Data =
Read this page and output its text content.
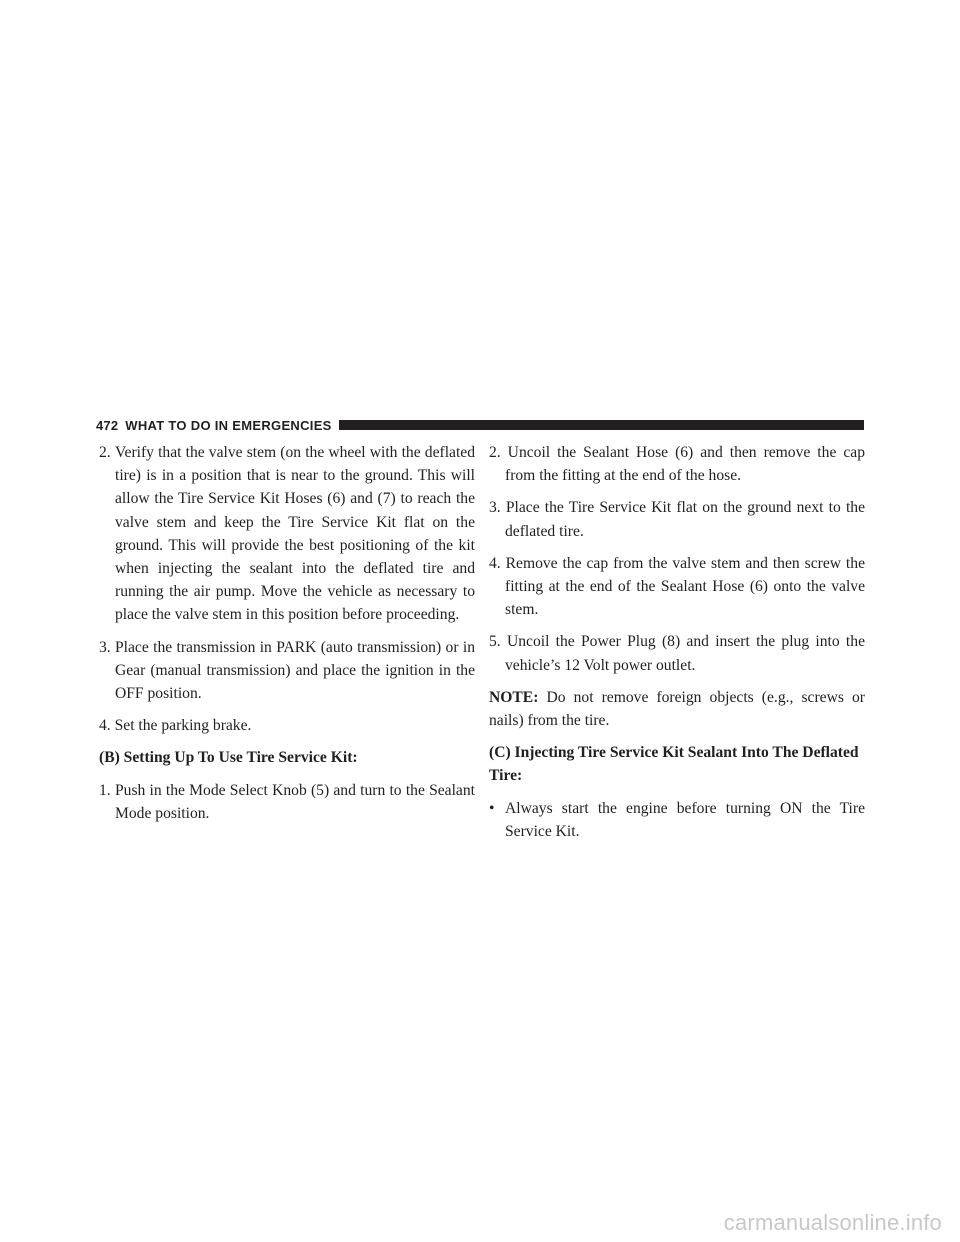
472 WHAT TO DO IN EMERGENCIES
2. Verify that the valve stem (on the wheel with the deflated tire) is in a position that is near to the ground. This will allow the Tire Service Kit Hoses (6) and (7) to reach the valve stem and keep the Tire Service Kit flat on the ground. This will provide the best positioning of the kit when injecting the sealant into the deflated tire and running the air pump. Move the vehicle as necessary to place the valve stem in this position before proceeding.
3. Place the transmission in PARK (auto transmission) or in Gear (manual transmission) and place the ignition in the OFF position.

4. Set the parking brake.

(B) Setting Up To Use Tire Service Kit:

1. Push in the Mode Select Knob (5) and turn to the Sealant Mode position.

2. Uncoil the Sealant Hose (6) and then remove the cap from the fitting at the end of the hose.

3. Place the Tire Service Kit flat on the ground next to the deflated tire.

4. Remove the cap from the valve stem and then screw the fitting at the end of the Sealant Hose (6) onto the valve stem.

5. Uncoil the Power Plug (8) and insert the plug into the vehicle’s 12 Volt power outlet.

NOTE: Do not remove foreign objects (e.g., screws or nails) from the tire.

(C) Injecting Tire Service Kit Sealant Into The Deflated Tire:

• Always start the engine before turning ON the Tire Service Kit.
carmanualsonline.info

==

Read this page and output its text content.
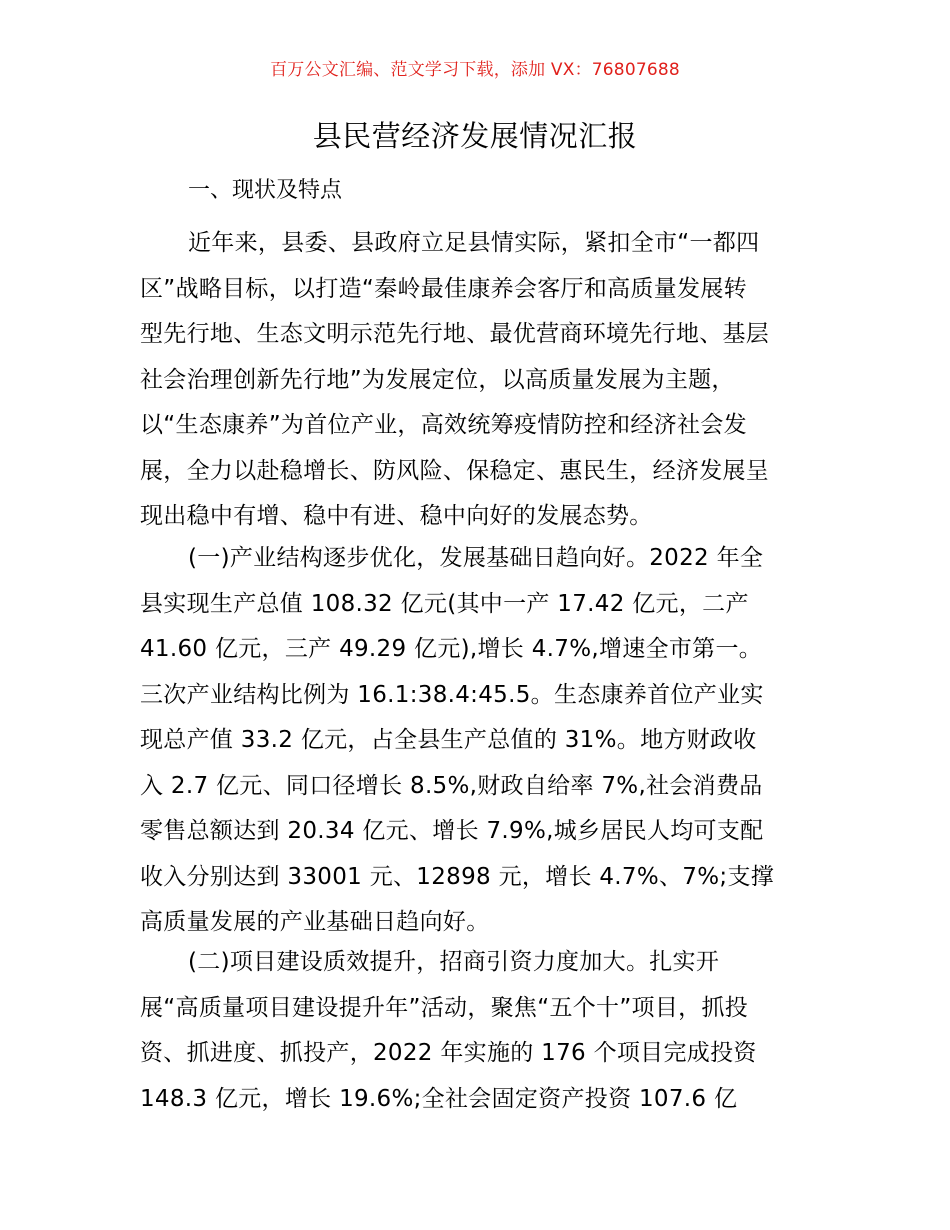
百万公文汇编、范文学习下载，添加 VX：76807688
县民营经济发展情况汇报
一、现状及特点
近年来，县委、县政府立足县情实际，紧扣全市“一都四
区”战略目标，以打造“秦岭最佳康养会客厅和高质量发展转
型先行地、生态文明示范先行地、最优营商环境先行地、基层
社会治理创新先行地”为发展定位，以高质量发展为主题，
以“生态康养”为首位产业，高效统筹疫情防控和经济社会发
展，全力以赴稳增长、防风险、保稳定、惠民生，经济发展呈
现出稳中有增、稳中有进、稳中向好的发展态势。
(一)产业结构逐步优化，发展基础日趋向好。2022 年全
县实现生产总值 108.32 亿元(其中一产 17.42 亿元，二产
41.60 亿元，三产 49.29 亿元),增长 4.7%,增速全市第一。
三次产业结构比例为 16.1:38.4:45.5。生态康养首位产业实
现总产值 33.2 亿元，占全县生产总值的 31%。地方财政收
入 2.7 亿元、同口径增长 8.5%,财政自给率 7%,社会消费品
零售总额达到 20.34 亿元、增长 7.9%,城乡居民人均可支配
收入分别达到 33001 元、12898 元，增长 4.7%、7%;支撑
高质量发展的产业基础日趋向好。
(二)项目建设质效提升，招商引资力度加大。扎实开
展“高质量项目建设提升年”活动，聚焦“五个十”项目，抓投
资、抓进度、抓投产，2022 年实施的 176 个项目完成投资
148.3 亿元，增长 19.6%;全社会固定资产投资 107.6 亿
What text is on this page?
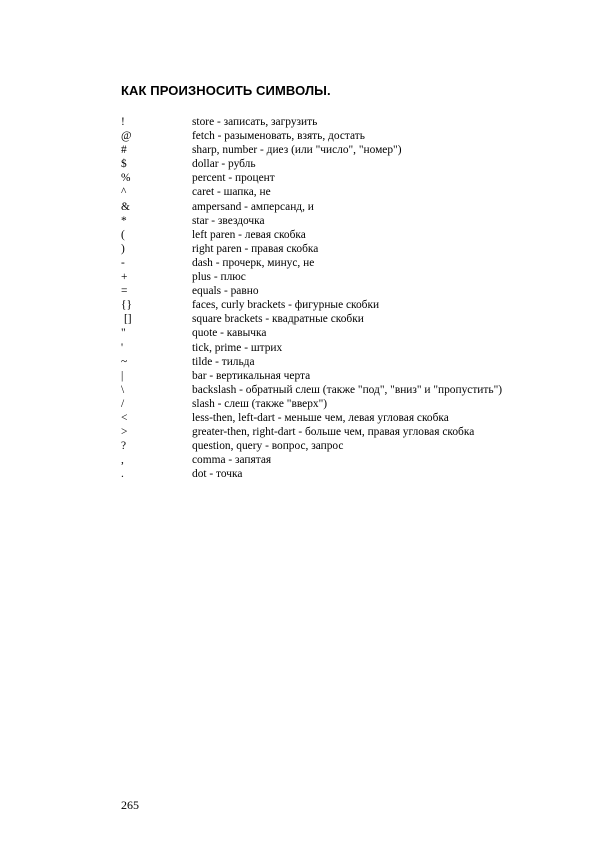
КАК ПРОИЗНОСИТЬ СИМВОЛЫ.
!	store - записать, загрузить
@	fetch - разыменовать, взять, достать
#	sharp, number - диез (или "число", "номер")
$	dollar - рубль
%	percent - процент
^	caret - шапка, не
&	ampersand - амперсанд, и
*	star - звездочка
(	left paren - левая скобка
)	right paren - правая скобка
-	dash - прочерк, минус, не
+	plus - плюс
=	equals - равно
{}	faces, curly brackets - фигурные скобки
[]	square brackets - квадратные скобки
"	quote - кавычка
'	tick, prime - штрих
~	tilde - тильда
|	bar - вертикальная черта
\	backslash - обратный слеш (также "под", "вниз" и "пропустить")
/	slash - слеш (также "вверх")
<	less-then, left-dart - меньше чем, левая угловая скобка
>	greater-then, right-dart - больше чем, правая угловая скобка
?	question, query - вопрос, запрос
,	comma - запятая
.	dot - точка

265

---

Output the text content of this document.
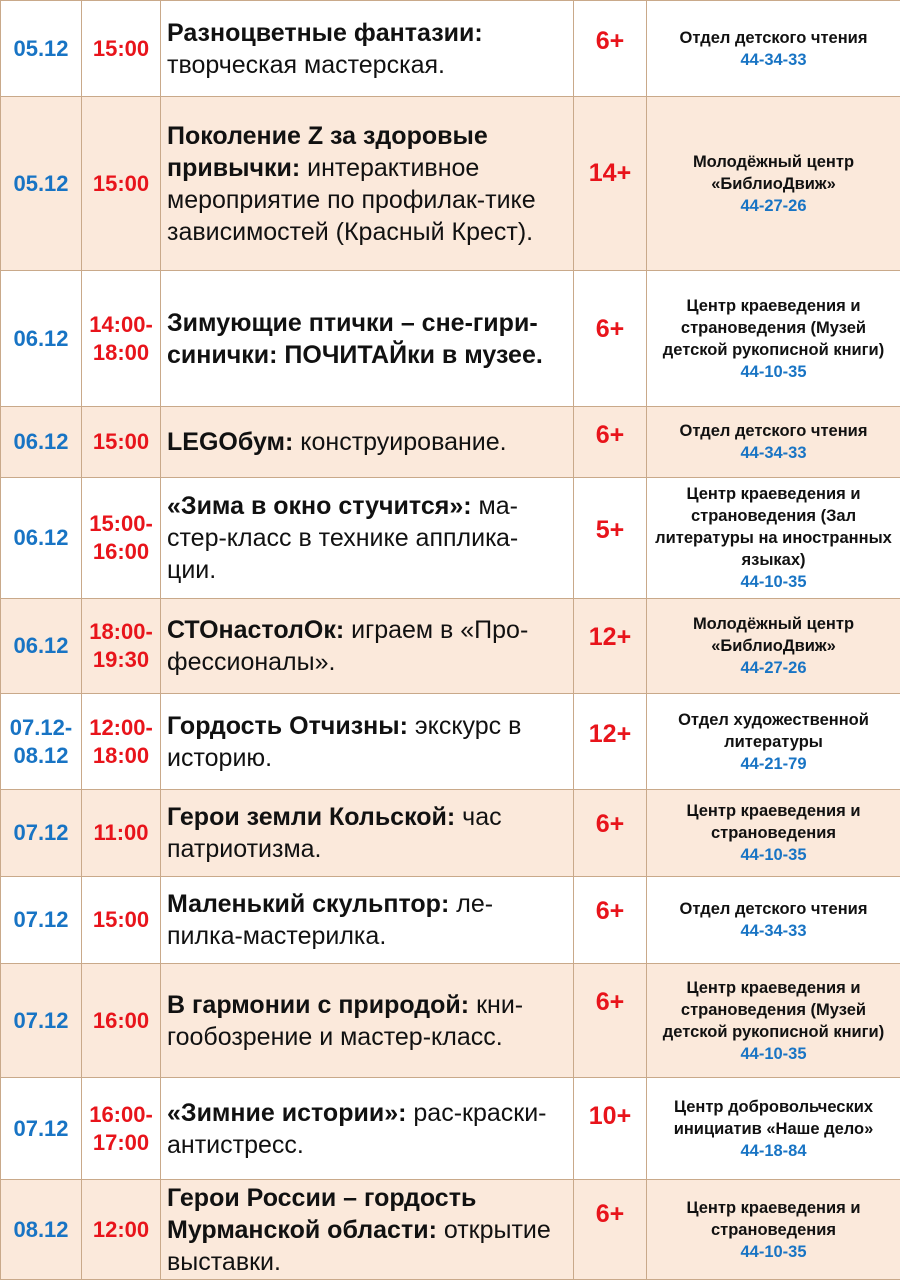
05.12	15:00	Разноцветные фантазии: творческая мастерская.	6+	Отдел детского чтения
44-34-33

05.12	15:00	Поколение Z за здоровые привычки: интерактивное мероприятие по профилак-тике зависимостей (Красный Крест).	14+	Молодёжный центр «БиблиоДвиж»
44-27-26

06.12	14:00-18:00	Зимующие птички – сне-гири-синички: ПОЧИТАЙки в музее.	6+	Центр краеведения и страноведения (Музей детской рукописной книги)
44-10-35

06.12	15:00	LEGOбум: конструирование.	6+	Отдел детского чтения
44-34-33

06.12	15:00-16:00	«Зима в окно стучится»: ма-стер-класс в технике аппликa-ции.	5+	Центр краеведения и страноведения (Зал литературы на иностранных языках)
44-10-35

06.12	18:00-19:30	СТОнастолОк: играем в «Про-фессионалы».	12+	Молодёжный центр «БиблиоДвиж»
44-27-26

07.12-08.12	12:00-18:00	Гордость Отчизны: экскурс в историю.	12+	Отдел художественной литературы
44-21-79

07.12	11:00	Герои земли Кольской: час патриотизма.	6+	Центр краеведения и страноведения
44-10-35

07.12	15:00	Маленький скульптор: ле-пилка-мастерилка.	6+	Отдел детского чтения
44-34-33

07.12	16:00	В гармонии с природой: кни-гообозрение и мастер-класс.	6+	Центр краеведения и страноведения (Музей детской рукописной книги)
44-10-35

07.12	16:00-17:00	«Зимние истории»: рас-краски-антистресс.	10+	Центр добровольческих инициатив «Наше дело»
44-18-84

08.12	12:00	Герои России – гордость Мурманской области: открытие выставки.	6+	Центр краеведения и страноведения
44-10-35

Exercise instructions = Copy each line of the data above that holds "скобка".

Correct answer =
(	left paren - левая скобка
)	right paren - правая скобка
<	less-then, left-dart - меньше чем, левая угловая скобка
>	greater-then, right-dart - больше чем, правая угловая скобка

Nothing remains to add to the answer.